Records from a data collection
......

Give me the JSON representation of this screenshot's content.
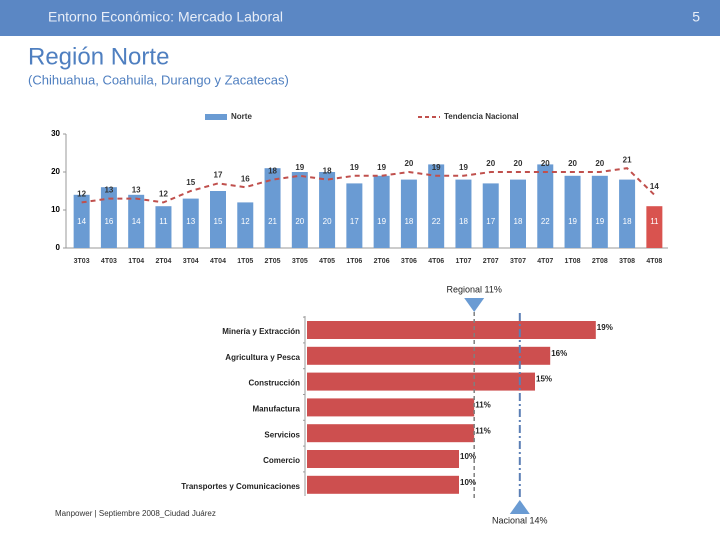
{
  "header": {
    "title": "Entorno Económico: Mercado Laboral",
    "page": "5"
  },
  "title": "Región Norte",
  "subtitle": "(Chihuahua, Coahuila, Durango y Zacatecas)",
  "footer": "Manpower | Septiembre 2008_Ciudad Juárez",
  "chart_data": [
    {
      "type": "bar-line",
      "categories": [
        "3T03",
        "4T03",
        "1T04",
        "2T04",
        "3T04",
        "4T04",
        "1T05",
        "2T05",
        "3T05",
        "4T05",
        "1T06",
        "2T06",
        "3T06",
        "4T06",
        "1T07",
        "2T07",
        "3T07",
        "4T07",
        "1T08",
        "2T08",
        "3T08",
        "4T08"
      ],
      "series": [
        {
          "name": "Norte",
          "kind": "bar",
          "color": "#6a9bd3",
          "colors": [
            "#6a9bd3",
            "#6a9bd3",
            "#6a9bd3",
            "#6a9bd3",
            "#6a9bd3",
            "#6a9bd3",
            "#6a9bd3",
            "#6a9bd3",
            "#6a9bd3",
            "#6a9bd3",
            "#6a9bd3",
            "#6a9bd3",
            "#6a9bd3",
            "#6a9bd3",
            "#6a9bd3",
            "#6a9bd3",
            "#6a9bd3",
            "#6a9bd3",
            "#6a9bd3",
            "#6a9bd3",
            "#6a9bd3",
            "#d9534f"
          ],
          "values": [
            14,
            16,
            14,
            11,
            13,
            15,
            12,
            21,
            20,
            20,
            17,
            19,
            18,
            22,
            18,
            17,
            18,
            22,
            19,
            19,
            18,
            11
          ]
        },
        {
          "name": "Tendencia Nacional",
          "kind": "line",
          "color": "#c0504d",
          "values": [
            12,
            13,
            13,
            12,
            15,
            17,
            16,
            18,
            19,
            18,
            19,
            19,
            20,
            19,
            19,
            20,
            20,
            20,
            20,
            20,
            21,
            14
          ]
        }
      ],
      "ylim": [
        0,
        30
      ],
      "yticks": [
        0,
        10,
        20,
        30
      ]
    },
    {
      "type": "hbar",
      "categories": [
        "Minería y Extracción",
        "Agricultura y Pesca",
        "Construcción",
        "Manufactura",
        "Servicios",
        "Comercio",
        "Transportes y Comunicaciones"
      ],
      "values": [
        19,
        16,
        15,
        11,
        11,
        10,
        10
      ],
      "value_labels": [
        "19%",
        "16%",
        "15%",
        "11%",
        "11%",
        "10%",
        "10%"
      ],
      "color": "#cd4f4f",
      "xlim": [
        0,
        20
      ],
      "references": [
        {
          "label": "Regional 11%",
          "value": 11,
          "color": "#7f7f7f"
        },
        {
          "label": "Nacional 14%",
          "value": 14,
          "color": "#5b7fb5"
        }
      ]
    }
  ]
}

......

(Exercise instructions): Select every line of the material above holding the word "name" and copy it.

(The answer):
          "name": "Norte",
          "name": "Tendencia Nacional",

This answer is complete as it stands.